Text segment:
○ ○ ○ ○ ○ ○ ○
The video failed to mention that Canadians are the most indebted households in the world. Canada is a debt fueled economy. People comes to Canada, gets jobs and take a mortgage. When the borrowing interest rates are low, everything is hunky-dory. When the rates are high, the economy comes to a halt. Without the population growth - mostly due to high immigration levels - Canada's economy would be in recession. But with the population growth, things look a bit better than they are, we just have inflation and low wages.
Lived here since 2004, the place is absolutely toast. Economically and socially. The average person is getting poorer, and there's no identity anymore. There's no melting pot, contributing to Canadian identity anymore, it's a big shit show of competing tribes. No cohesiveness, we're done here.
It's worth noting that part of the reason the housing market is so bad is because unlike the US we never had a correction in 2008 so housing prices have just been continuing to outpace what people can afford for at least 16 years and we likely have a catastrophic housing bubble. Politicans keeps saying they want to add more housing without deflating the market but it's very clearly unrealistic.
○ ○ ○ ○ ○ ○ ○
What you are asked to do: Summarize the comments on Canada's economy above in two sentences.
○ ○ ○ ○ ○ ○ ○
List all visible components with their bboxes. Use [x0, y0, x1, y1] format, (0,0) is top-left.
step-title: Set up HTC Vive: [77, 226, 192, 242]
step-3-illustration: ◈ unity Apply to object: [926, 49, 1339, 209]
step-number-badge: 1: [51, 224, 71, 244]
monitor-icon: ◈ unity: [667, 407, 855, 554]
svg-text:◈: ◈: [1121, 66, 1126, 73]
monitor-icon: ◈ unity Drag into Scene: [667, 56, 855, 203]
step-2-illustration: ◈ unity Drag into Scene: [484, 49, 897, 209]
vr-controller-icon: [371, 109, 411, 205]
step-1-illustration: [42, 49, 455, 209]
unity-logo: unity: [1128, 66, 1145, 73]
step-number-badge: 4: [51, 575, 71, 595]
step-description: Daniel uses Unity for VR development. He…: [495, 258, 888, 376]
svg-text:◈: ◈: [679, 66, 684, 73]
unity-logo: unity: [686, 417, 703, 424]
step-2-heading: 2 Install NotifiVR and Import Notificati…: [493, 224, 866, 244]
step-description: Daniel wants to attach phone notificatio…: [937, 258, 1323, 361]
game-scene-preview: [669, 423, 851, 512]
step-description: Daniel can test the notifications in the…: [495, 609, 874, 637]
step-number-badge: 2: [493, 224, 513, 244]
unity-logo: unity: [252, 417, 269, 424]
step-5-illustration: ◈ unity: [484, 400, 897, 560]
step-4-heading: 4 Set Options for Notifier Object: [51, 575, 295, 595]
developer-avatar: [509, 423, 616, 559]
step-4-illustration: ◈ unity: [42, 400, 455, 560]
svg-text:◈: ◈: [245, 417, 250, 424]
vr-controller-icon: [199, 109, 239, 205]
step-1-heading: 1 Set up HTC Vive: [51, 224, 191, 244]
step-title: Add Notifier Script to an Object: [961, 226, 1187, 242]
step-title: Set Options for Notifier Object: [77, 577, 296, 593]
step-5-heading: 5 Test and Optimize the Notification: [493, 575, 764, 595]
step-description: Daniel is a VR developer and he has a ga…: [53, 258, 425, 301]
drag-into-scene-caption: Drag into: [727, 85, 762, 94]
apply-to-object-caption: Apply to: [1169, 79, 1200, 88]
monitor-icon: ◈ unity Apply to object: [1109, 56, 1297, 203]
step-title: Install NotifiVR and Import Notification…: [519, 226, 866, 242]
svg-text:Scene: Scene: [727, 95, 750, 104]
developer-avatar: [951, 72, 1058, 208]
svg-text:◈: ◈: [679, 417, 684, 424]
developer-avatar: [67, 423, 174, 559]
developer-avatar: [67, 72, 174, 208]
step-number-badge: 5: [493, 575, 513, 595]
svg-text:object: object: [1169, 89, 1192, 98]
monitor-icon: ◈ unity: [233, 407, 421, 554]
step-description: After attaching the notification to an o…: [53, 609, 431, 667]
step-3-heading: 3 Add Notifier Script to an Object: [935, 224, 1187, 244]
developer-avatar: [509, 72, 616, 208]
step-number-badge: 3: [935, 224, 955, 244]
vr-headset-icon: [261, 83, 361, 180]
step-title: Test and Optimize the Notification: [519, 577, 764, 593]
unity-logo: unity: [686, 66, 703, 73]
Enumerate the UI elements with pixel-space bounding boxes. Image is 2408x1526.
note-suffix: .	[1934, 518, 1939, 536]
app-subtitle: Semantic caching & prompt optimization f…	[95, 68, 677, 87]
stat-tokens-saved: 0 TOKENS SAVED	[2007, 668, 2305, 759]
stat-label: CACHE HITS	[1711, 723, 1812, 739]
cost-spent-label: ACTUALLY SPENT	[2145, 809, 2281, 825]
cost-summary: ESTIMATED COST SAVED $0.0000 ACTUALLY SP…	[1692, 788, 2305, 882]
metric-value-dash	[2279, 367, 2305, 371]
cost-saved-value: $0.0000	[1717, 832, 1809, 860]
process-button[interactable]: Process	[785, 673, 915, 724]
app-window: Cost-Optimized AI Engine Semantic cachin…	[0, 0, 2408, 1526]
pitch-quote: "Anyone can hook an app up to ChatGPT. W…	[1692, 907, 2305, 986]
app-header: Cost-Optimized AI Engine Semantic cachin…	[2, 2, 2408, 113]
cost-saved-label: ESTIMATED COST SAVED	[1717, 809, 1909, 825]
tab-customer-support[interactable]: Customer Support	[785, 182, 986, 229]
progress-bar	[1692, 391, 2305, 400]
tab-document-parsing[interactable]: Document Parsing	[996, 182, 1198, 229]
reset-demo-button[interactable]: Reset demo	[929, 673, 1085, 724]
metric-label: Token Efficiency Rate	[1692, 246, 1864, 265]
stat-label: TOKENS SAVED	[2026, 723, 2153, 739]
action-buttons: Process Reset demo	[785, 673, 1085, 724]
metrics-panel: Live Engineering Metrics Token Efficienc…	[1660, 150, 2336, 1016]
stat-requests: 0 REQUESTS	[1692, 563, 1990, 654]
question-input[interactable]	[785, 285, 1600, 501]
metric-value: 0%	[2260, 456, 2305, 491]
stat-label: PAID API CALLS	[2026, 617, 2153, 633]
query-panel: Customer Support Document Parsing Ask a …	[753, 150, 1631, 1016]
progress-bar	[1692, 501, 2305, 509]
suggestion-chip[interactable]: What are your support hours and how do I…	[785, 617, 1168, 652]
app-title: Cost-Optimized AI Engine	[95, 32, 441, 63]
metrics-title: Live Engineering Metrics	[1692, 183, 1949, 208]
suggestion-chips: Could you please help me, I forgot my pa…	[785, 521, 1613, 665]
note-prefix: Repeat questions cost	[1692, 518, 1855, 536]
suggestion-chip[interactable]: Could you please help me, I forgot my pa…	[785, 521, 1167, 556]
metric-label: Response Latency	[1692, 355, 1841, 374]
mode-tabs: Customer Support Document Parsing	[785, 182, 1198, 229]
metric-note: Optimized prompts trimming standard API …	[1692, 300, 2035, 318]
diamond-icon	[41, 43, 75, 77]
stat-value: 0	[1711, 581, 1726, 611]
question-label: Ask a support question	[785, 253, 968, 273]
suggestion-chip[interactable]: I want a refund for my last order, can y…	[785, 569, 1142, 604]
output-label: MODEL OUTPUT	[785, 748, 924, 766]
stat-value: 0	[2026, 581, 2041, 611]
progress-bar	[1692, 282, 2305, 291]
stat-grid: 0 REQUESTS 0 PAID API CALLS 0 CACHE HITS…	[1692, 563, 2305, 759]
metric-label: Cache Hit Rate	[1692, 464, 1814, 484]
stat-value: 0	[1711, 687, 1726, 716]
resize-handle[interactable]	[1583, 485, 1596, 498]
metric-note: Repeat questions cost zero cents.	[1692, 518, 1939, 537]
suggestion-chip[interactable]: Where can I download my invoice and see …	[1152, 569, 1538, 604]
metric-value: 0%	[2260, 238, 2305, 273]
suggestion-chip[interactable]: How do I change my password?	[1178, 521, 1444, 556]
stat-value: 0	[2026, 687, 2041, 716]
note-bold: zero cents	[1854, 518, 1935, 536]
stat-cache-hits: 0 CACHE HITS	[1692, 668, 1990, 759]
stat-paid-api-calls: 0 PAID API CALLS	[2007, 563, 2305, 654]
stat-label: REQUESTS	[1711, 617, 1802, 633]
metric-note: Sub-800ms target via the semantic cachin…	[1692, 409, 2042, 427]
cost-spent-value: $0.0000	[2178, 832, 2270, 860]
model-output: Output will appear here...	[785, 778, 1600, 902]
○ ○ ○ ○ ○ ○ ○
Exercise result: The comments describe Canada as a debt-fueled economy with the most indebted households in the world, where population growth from high immigration keeps it out of recession but leaves inflation and low wages. They also say the average person is getting poorer and social cohesion is gone, and that housing prices, uncorrected since 2008, have outpaced affordability and likely formed a bubble that politicians unrealistically hope to address without deflating the market.